• _What you will do_: Edit the items from the start through the line containing "colorbar-swatch [750, 829, 782, 836]", inclusive, so that "place-label" becomes "town-label" and nothing else changes, and return only those lines.

• _Data_:
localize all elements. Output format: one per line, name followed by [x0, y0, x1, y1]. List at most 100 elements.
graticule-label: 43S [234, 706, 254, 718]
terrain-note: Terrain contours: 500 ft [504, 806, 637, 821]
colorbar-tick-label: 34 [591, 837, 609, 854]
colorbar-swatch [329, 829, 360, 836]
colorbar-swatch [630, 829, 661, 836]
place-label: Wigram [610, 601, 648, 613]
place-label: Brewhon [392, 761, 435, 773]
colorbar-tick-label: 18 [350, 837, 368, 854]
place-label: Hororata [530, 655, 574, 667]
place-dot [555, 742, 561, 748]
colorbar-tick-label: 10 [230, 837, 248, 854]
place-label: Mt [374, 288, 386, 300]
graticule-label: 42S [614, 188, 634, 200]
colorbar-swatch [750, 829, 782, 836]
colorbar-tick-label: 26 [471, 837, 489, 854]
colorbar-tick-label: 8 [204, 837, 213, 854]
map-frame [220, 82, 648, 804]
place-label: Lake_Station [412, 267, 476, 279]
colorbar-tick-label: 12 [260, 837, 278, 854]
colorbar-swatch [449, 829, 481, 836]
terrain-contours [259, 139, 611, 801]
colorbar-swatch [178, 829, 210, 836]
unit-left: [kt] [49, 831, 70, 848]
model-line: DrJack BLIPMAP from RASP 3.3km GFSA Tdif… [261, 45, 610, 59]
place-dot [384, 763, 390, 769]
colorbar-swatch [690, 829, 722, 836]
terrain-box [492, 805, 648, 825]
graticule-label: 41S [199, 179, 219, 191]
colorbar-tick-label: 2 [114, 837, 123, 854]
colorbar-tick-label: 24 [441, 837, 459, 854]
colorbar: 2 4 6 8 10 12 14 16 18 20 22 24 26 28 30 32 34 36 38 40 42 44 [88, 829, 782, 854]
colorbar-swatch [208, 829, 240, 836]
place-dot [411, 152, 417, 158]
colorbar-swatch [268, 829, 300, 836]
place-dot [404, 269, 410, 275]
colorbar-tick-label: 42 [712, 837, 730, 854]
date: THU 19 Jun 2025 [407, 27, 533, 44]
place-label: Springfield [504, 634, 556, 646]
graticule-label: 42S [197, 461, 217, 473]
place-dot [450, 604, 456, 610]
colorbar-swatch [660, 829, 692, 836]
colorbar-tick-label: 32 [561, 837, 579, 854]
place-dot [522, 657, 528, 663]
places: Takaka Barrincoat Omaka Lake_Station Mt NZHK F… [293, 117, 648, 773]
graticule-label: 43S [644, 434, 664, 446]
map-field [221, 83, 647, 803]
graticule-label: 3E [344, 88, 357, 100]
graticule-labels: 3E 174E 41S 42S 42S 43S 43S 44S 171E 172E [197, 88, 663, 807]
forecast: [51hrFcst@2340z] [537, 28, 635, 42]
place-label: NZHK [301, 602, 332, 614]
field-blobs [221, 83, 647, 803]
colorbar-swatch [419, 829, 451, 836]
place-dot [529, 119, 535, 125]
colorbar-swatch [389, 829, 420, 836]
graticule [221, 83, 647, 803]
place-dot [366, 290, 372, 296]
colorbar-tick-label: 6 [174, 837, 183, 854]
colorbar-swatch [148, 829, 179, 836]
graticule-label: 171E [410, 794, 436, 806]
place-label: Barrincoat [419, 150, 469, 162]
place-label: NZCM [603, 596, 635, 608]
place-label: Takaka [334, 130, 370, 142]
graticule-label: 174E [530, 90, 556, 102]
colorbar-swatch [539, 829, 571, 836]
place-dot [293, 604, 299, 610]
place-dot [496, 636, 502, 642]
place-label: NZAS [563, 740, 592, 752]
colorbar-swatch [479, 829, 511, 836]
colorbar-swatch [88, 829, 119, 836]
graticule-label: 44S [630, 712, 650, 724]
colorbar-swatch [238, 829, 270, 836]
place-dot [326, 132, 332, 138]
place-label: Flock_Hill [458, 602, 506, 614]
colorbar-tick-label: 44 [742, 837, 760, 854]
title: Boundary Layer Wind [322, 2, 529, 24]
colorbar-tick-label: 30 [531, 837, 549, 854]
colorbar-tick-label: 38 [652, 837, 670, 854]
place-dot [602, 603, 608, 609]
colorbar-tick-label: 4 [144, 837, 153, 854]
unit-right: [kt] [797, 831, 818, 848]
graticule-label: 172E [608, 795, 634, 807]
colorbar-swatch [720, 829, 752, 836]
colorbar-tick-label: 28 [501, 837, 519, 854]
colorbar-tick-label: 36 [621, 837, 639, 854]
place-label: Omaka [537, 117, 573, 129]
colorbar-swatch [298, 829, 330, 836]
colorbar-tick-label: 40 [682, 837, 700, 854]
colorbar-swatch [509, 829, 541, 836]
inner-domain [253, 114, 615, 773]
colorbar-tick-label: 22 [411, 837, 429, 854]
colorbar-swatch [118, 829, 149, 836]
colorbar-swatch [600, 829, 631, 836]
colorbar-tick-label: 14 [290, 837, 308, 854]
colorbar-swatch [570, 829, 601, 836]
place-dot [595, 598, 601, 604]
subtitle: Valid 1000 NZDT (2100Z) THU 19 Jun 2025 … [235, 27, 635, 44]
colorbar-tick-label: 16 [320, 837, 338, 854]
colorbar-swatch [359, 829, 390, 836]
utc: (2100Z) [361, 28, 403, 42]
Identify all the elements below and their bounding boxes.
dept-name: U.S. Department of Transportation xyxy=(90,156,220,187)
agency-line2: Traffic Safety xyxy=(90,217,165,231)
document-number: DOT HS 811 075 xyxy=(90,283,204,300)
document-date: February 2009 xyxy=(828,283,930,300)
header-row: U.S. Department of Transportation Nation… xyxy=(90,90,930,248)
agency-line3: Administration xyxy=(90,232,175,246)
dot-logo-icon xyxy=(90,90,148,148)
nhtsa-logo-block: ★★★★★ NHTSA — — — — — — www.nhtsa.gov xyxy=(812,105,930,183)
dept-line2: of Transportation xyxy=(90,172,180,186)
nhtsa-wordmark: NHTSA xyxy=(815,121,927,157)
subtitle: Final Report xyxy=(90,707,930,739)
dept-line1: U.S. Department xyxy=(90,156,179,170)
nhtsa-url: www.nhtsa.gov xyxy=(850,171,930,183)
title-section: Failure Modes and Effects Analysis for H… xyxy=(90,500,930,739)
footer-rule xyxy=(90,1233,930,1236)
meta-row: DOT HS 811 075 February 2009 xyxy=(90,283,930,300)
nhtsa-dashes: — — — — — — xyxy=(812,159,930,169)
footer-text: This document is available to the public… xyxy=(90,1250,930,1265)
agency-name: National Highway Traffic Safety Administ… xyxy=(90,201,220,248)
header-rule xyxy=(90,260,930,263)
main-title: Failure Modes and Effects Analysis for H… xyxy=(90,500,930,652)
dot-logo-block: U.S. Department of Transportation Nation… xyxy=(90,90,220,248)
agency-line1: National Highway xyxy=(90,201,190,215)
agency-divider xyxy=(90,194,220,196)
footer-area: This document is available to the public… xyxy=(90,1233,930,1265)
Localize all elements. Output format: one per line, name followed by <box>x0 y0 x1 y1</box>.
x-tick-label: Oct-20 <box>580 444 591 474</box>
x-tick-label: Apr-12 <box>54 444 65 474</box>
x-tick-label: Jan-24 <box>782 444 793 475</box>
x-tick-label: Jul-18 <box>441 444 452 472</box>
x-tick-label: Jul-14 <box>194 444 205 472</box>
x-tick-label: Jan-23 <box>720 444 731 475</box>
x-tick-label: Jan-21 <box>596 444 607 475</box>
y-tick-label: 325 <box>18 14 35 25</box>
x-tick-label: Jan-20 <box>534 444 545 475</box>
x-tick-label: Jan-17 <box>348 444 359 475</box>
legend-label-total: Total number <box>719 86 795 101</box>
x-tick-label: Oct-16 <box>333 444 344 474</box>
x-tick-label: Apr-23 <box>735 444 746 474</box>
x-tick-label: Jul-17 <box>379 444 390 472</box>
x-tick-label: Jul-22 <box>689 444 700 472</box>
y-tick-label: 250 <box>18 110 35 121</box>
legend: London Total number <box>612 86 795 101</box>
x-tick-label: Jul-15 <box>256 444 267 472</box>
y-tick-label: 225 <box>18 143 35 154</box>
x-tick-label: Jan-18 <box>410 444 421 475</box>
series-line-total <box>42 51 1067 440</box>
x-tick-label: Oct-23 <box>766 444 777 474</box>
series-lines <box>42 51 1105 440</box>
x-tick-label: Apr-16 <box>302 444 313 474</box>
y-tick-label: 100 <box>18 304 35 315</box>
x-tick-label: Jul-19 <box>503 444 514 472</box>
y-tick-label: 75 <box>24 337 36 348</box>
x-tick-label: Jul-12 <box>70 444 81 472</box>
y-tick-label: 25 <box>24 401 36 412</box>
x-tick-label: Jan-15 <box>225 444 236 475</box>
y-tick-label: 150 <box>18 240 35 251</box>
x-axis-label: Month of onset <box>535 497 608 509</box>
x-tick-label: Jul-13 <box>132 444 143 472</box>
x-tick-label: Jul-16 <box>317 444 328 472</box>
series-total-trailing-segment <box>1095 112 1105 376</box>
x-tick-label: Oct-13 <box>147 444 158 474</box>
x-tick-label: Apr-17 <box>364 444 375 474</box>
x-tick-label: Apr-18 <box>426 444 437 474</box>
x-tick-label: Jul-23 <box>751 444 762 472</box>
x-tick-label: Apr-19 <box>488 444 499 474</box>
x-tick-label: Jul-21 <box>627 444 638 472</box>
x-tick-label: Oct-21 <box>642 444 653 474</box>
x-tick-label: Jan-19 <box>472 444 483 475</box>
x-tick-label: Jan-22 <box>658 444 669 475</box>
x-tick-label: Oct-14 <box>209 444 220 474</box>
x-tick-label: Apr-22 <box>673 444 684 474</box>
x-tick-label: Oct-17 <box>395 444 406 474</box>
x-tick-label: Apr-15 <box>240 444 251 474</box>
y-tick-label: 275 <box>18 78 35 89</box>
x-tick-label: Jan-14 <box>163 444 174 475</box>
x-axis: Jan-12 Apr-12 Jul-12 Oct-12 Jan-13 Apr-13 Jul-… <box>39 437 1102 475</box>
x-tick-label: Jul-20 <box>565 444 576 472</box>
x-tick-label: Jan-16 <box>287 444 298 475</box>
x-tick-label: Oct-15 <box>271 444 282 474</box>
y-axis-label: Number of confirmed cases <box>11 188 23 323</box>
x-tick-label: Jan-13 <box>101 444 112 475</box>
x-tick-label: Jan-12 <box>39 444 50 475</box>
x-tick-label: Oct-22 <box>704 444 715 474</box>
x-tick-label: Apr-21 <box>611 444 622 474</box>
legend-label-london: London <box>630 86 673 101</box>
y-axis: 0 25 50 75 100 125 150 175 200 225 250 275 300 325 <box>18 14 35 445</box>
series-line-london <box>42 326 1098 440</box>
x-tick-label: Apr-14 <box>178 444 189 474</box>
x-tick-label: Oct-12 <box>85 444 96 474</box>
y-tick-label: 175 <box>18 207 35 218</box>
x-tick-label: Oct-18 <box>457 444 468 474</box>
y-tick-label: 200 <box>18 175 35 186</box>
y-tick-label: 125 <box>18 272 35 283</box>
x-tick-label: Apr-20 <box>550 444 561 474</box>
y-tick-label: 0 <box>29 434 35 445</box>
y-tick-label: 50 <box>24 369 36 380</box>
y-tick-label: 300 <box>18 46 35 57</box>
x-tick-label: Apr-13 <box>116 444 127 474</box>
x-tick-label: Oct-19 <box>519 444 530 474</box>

• _Output_:
localize all elements. Output format: one per line, name followed by [x0, y0, x1, y1]. List at most 100 elements.
graticule-label: 43S [234, 706, 254, 718]
terrain-note: Terrain contours: 500 ft [504, 806, 637, 821]
colorbar-tick-label: 34 [591, 837, 609, 854]
colorbar-swatch [329, 829, 360, 836]
colorbar-swatch [630, 829, 661, 836]
town-label: Wigram [610, 601, 648, 613]
town-label: Brewhon [392, 761, 435, 773]
colorbar-tick-label: 18 [350, 837, 368, 854]
town-label: Hororata [530, 655, 574, 667]
place-dot [555, 742, 561, 748]
colorbar-tick-label: 10 [230, 837, 248, 854]
town-label: Mt [374, 288, 386, 300]
graticule-label: 42S [614, 188, 634, 200]
colorbar-swatch [750, 829, 782, 836]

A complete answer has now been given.